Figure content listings
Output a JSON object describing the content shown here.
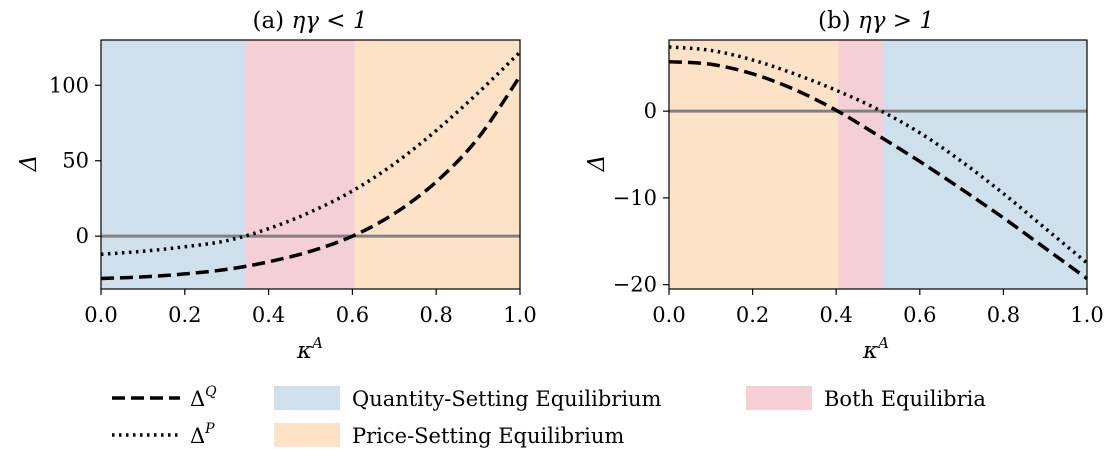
{
  "chart_data": [
    {
      "type": "line",
      "title": "(a) ηγ < 1",
      "xlabel": "κA",
      "ylabel": "Δ",
      "xlim": [
        0.0,
        1.0
      ],
      "ylim": [
        -35,
        130
      ],
      "xticks": [
        "0.0",
        "0.2",
        "0.4",
        "0.6",
        "0.8",
        "1.0"
      ],
      "yticks": [
        "0",
        "50",
        "100"
      ],
      "grid": false,
      "regions": [
        {
          "name": "Quantity-Setting Equilibrium",
          "x": [
            0.0,
            0.345
          ]
        },
        {
          "name": "Both Equilibria",
          "x": [
            0.345,
            0.605
          ]
        },
        {
          "name": "Price-Setting Equilibrium",
          "x": [
            0.605,
            1.0
          ]
        }
      ],
      "hline": 0,
      "series": [
        {
          "name": "ΔQ",
          "style": "dashed",
          "x": [
            0.0,
            0.1,
            0.2,
            0.3,
            0.4,
            0.5,
            0.6,
            0.7,
            0.8,
            0.9,
            1.0
          ],
          "values": [
            -28,
            -27,
            -25,
            -22,
            -17,
            -10,
            0,
            15,
            36,
            65,
            106
          ]
        },
        {
          "name": "ΔP",
          "style": "dotted",
          "x": [
            0.0,
            0.1,
            0.2,
            0.3,
            0.4,
            0.5,
            0.6,
            0.7,
            0.8,
            0.9,
            1.0
          ],
          "values": [
            -12,
            -10,
            -7,
            -3,
            5,
            16,
            30,
            48,
            70,
            95,
            122
          ]
        }
      ]
    },
    {
      "type": "line",
      "title": "(b) ηγ > 1",
      "xlabel": "κA",
      "ylabel": "Δ",
      "xlim": [
        0.0,
        1.0
      ],
      "ylim": [
        -20.5,
        8.2
      ],
      "xticks": [
        "0.0",
        "0.2",
        "0.4",
        "0.6",
        "0.8",
        "1.0"
      ],
      "yticks": [
        "0",
        "−10",
        "−20"
      ],
      "grid": false,
      "regions": [
        {
          "name": "Price-Setting Equilibrium",
          "x": [
            0.0,
            0.405
          ]
        },
        {
          "name": "Both Equilibria",
          "x": [
            0.405,
            0.512
          ]
        },
        {
          "name": "Quantity-Setting Equilibrium",
          "x": [
            0.512,
            1.0
          ]
        }
      ],
      "hline": 0,
      "series": [
        {
          "name": "ΔQ",
          "style": "dashed",
          "x": [
            0.0,
            0.1,
            0.2,
            0.3,
            0.4,
            0.5,
            0.6,
            0.7,
            0.8,
            0.9,
            1.0
          ],
          "values": [
            5.7,
            5.4,
            4.3,
            2.5,
            0.1,
            -2.8,
            -5.8,
            -9.0,
            -12.3,
            -15.8,
            -19.3
          ]
        },
        {
          "name": "ΔP",
          "style": "dotted",
          "x": [
            0.0,
            0.1,
            0.2,
            0.3,
            0.4,
            0.5,
            0.6,
            0.7,
            0.8,
            0.9,
            1.0
          ],
          "values": [
            7.4,
            7.0,
            5.9,
            4.3,
            2.4,
            0.2,
            -2.5,
            -5.8,
            -9.5,
            -13.5,
            -17.5
          ]
        }
      ]
    }
  ],
  "colors": {
    "quantity_region": "#cfe0ed",
    "price_region": "#fde2c7",
    "both_region": "#f4cfd6",
    "zero_line": "#808080",
    "series": "#000000"
  },
  "legend": {
    "dq_base": "Δ",
    "dq_sup": "Q",
    "dp_base": "Δ",
    "dp_sup": "P",
    "quantity": "Quantity-Setting Equilibrium",
    "price": "Price-Setting Equilibrium",
    "both": "Both Equilibria"
  },
  "panels": {
    "a_title_label": "(a) ",
    "a_title_math": "ηγ < 1",
    "b_title_label": "(b) ",
    "b_title_math": "ηγ > 1",
    "xlabel_base": "κ",
    "xlabel_sup": "A",
    "ylabel": "Δ"
  }
}
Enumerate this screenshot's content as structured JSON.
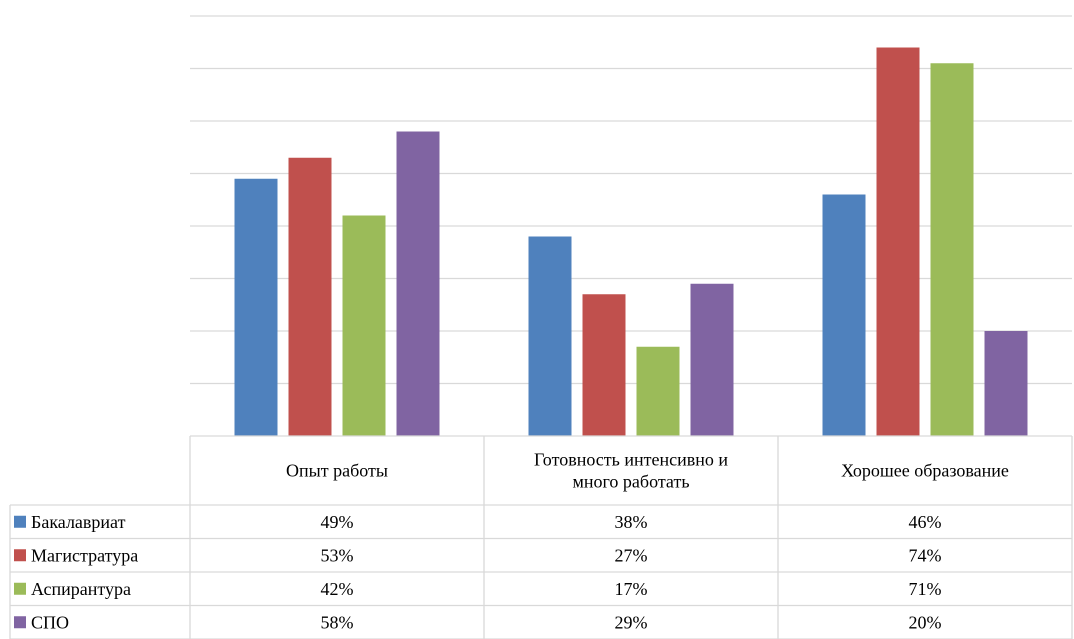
{
  "chart_data": {
    "type": "bar",
    "categories": [
      "Опыт работы",
      "Готовность интенсивно и много работать",
      "Хорошее образование"
    ],
    "category_lines": [
      [
        "Опыт работы"
      ],
      [
        "Готовность интенсивно и",
        "много работать"
      ],
      [
        "Хорошее образование"
      ]
    ],
    "series": [
      {
        "name": "Бакалавриат",
        "color": "#4f81bd",
        "values": [
          49,
          38,
          46
        ],
        "labels": [
          "49%",
          "38%",
          "46%"
        ]
      },
      {
        "name": "Магистратура",
        "color": "#c0504d",
        "values": [
          53,
          27,
          74
        ],
        "labels": [
          "53%",
          "27%",
          "74%"
        ]
      },
      {
        "name": "Аспирантура",
        "color": "#9bbb59",
        "values": [
          42,
          17,
          71
        ],
        "labels": [
          "42%",
          "17%",
          "71%"
        ]
      },
      {
        "name": "СПО",
        "color": "#8064a2",
        "values": [
          58,
          29,
          20
        ],
        "labels": [
          "58%",
          "29%",
          "20%"
        ]
      }
    ],
    "ylim": [
      0,
      80
    ],
    "y_gridlines": [
      10,
      20,
      30,
      40,
      50,
      60,
      70,
      80
    ],
    "grid": true,
    "legend": "data-table",
    "title": "",
    "xlabel": "",
    "ylabel": ""
  }
}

WHAT THIS TASK INVOLVES
Search the lines for the string "Готовность" and copy every line that has it.

ANSWER IN FULL
      "Готовность интенсивно и много работать",
        "Готовность интенсивно и",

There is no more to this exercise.